▶ **Supplied data**:
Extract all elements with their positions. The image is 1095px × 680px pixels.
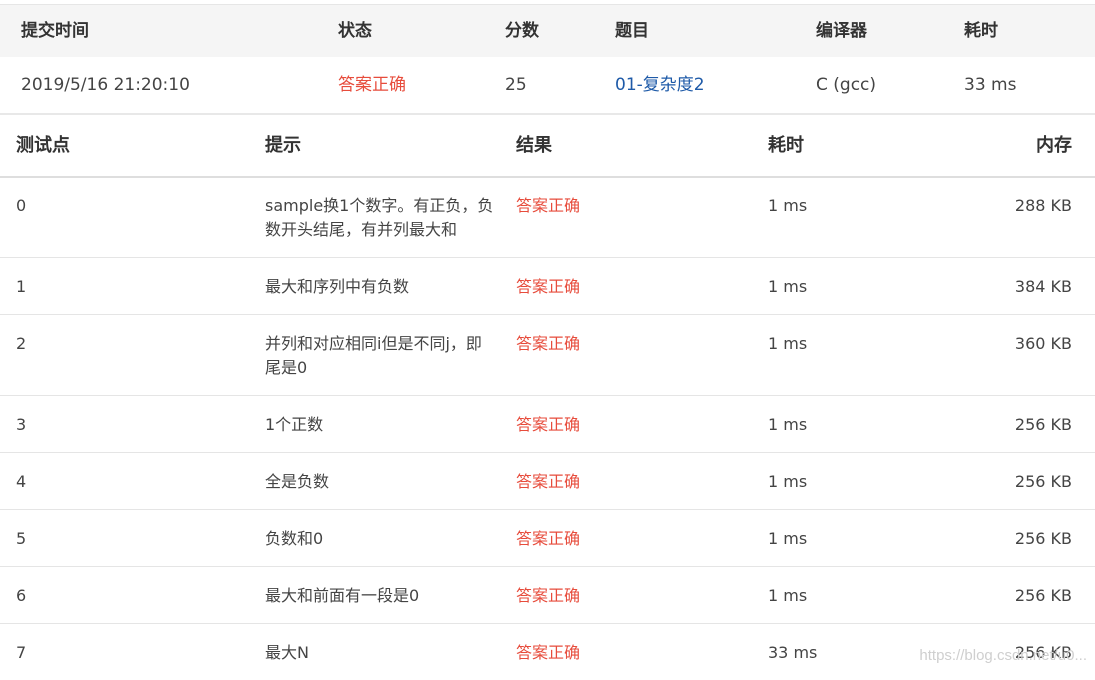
- testcase-table-body: 0 sample换1个数字。有正负，负数开头结尾，有并列最大和 答案正确 1 m…: [0, 177, 1095, 680]
- testcase-table-header: 测试点 提示 结果 耗时 内存: [0, 116, 1095, 178]
- case-hint: 全是负数: [265, 472, 330, 491]
- table-row: 1 最大和序列中有负数 答案正确 1 ms 384 KB: [0, 258, 1095, 315]
- case-hint: 最大和前面有一段是0: [265, 586, 420, 605]
- case-hint: sample换1个数字。有正负，负数开头结尾，有并列最大和: [265, 196, 494, 239]
- case-memory: 256 KB: [1014, 472, 1072, 491]
- case-id: 6: [16, 586, 27, 605]
- case-time: 33 ms: [768, 643, 818, 662]
- table-row: 4 全是负数 答案正确 1 ms 256 KB: [0, 453, 1095, 510]
- header-score: 分数: [505, 21, 539, 41]
- case-hint: 负数和0: [265, 529, 324, 548]
- submit-time: 2019/5/16 21:20:10: [21, 75, 190, 95]
- table-row: 2 并列和对应相同i但是不同j，即尾是0 答案正确 1 ms 360 KB: [0, 315, 1095, 396]
- case-result: 答案正确: [516, 472, 581, 491]
- case-id: 1: [16, 277, 27, 296]
- case-time: 1 ms: [768, 472, 808, 491]
- table-row: 5 负数和0 答案正确 1 ms 256 KB: [0, 510, 1095, 567]
- status-badge: 答案正确: [338, 75, 406, 95]
- case-hint: 并列和对应相同i但是不同j，即尾是0: [265, 334, 482, 377]
- case-time: 1 ms: [768, 334, 808, 353]
- header-status: 状态: [338, 21, 372, 41]
- header-case-time: 耗时: [768, 135, 804, 156]
- submission-row: 2019/5/16 21:20:10 答案正确 25 01-复杂度2 C (gc…: [0, 57, 1095, 115]
- header-memory: 内存: [1036, 135, 1072, 156]
- case-time: 1 ms: [768, 415, 808, 434]
- case-memory: 256 KB: [1014, 415, 1072, 434]
- case-id: 3: [16, 415, 27, 434]
- case-id: 0: [16, 196, 27, 215]
- case-id: 4: [16, 472, 27, 491]
- elapsed-value: 33 ms: [964, 75, 1017, 95]
- case-memory: 384 KB: [1014, 277, 1072, 296]
- table-row: 3 1个正数 答案正确 1 ms 256 KB: [0, 396, 1095, 453]
- case-result: 答案正确: [516, 529, 581, 548]
- case-memory: 360 KB: [1014, 334, 1072, 353]
- header-elapsed: 耗时: [964, 21, 998, 41]
- case-memory: 288 KB: [1014, 196, 1072, 215]
- table-row: 6 最大和前面有一段是0 答案正确 1 ms 256 KB: [0, 567, 1095, 624]
- case-hint: 1个正数: [265, 415, 324, 434]
- case-result: 答案正确: [516, 196, 581, 215]
- case-hint: 最大N: [265, 643, 309, 662]
- table-row: 0 sample换1个数字。有正负，负数开头结尾，有并列最大和 答案正确 1 m…: [0, 177, 1095, 258]
- case-memory: 256 KB: [1014, 586, 1072, 605]
- case-id: 7: [16, 643, 27, 662]
- compiler-value: C (gcc): [816, 75, 877, 95]
- header-hint: 提示: [265, 135, 301, 156]
- header-result: 结果: [516, 135, 552, 156]
- case-time: 1 ms: [768, 277, 808, 296]
- case-time: 1 ms: [768, 196, 808, 215]
- case-memory: 256 KB: [1014, 529, 1072, 548]
- header-compiler: 编译器: [816, 21, 867, 41]
- case-id: 5: [16, 529, 27, 548]
- score-value: 25: [505, 75, 527, 95]
- case-hint: 最大和序列中有负数: [265, 277, 410, 296]
- header-submit-time: 提交时间: [21, 21, 89, 41]
- header-case-id: 测试点: [16, 135, 70, 156]
- case-result: 答案正确: [516, 586, 581, 605]
- case-result: 答案正确: [516, 415, 581, 434]
- submission-table-header: 提交时间 状态 分数 题目 编译器 耗时: [0, 4, 1095, 58]
- watermark: https://blog.csdn.net/u0...: [919, 647, 1087, 664]
- case-result: 答案正确: [516, 334, 581, 353]
- header-problem: 题目: [615, 21, 649, 41]
- case-time: 1 ms: [768, 586, 808, 605]
- case-result: 答案正确: [516, 277, 581, 296]
- problem-link[interactable]: 01-复杂度2: [615, 57, 705, 113]
- case-result: 答案正确: [516, 643, 581, 662]
- case-id: 2: [16, 334, 27, 353]
- case-time: 1 ms: [768, 529, 808, 548]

▶ **Prompt**: Lay out the entry above as a numbered list with one line per item, skipping blank lines and leaving out the picture.

▶ **Task solution**:
1. Extract all elements with their positions. The image is 1095px × 680px pixels.
2. - testcase-table-body: 0 sample换1个数字。有正负，负数开头结尾，有并列最大和 答案正确 1 m…: [0, 177, 1095, 680]
3. - testcase-table-header: 测试点 提示 结果 耗时 内存: [0, 116, 1095, 178]
4. - case-hint: 全是负数: [265, 472, 330, 491]
5. - table-row: 1 最大和序列中有负数 答案正确 1 ms 384 KB: [0, 258, 1095, 315]
6. - case-hint: 最大和前面有一段是0: [265, 586, 420, 605]
7. - case-hint: sample换1个数字。有正负，负数开头结尾，有并列最大和: [265, 196, 494, 239]
8. - case-memory: 256 KB: [1014, 472, 1072, 491]
9. - case-id: 6: [16, 586, 27, 605]
10. - case-time: 33 ms: [768, 643, 818, 662]
11. - table-row: 4 全是负数 答案正确 1 ms 256 KB: [0, 453, 1095, 510]
12. - header-score: 分数: [505, 21, 539, 41]
13. - case-hint: 负数和0: [265, 529, 324, 548]
14. - submit-time: 2019/5/16 21:20:10: [21, 75, 190, 95]
15. - table-row: 2 并列和对应相同i但是不同j，即尾是0 答案正确 1 ms 360 KB: [0, 315, 1095, 396]
16. - case-result: 答案正确: [516, 472, 581, 491]
17. - case-id: 1: [16, 277, 27, 296]
18. - case-time: 1 ms: [768, 472, 808, 491]
19. - table-row: 5 负数和0 答案正确 1 ms 256 KB: [0, 510, 1095, 567]
20. - status-badge: 答案正确: [338, 75, 406, 95]
21. - case-hint: 并列和对应相同i但是不同j，即尾是0: [265, 334, 482, 377]
22. - case-time: 1 ms: [768, 334, 808, 353]
23. - header-status: 状态: [338, 21, 372, 41]
24. - header-case-time: 耗时: [768, 135, 804, 156]
25. - submission-row: 2019/5/16 21:20:10 答案正确 25 01-复杂度2 C (gc…: [0, 57, 1095, 115]
26. - header-memory: 内存: [1036, 135, 1072, 156]
27. - case-time: 1 ms: [768, 415, 808, 434]
28. - case-memory: 256 KB: [1014, 415, 1072, 434]
29. - case-id: 3: [16, 415, 27, 434]
30. - case-id: 0: [16, 196, 27, 215]
31. - case-id: 4: [16, 472, 27, 491]
32. - elapsed-value: 33 ms: [964, 75, 1017, 95]
33. - case-memory: 384 KB: [1014, 277, 1072, 296]
34. - table-row: 3 1个正数 答案正确 1 ms 256 KB: [0, 396, 1095, 453]
35. - case-result: 答案正确: [516, 529, 581, 548]
36. - case-memory: 360 KB: [1014, 334, 1072, 353]
37. - header-elapsed: 耗时: [964, 21, 998, 41]
38. - case-memory: 288 KB: [1014, 196, 1072, 215]
39. - table-row: 6 最大和前面有一段是0 答案正确 1 ms 256 KB: [0, 567, 1095, 624]
40. - case-hint: 1个正数: [265, 415, 324, 434]
41. - case-result: 答案正确: [516, 196, 581, 215]
42. - case-hint: 最大N: [265, 643, 309, 662]
43. - table-row: 0 sample换1个数字。有正负，负数开头结尾，有并列最大和 答案正确 1 m…: [0, 177, 1095, 258]
44. - case-memory: 256 KB: [1014, 586, 1072, 605]
45. - case-id: 7: [16, 643, 27, 662]
46. - compiler-value: C (gcc): [816, 75, 877, 95]
47. - header-hint: 提示: [265, 135, 301, 156]
48. - header-result: 结果: [516, 135, 552, 156]
49. - case-time: 1 ms: [768, 277, 808, 296]
50. - case-time: 1 ms: [768, 196, 808, 215]
51. - case-memory: 256 KB: [1014, 529, 1072, 548]
52. - header-compiler: 编译器: [816, 21, 867, 41]
53. - case-id: 5: [16, 529, 27, 548]
54. - score-value: 25: [505, 75, 527, 95]
55. - case-hint: 最大和序列中有负数: [265, 277, 410, 296]
56. - header-submit-time: 提交时间: [21, 21, 89, 41]
57. - header-case-id: 测试点: [16, 135, 70, 156]
58. - case-result: 答案正确: [516, 586, 581, 605]
59. - case-result: 答案正确: [516, 415, 581, 434]
60. - submission-table-header: 提交时间 状态 分数 题目 编译器 耗时: [0, 4, 1095, 58]
61. - watermark: https://blog.csdn.net/u0...: [919, 647, 1087, 664]
62. - case-result: 答案正确: [516, 334, 581, 353]
63. - header-problem: 题目: [615, 21, 649, 41]
64. - case-time: 1 ms: [768, 586, 808, 605]
65. - case-result: 答案正确: [516, 277, 581, 296]
66. - problem-link[interactable]: 01-复杂度2: [615, 57, 705, 113]
67. - case-result: 答案正确: [516, 643, 581, 662]
68. - case-id: 2: [16, 334, 27, 353]
69. - case-time: 1 ms: [768, 529, 808, 548]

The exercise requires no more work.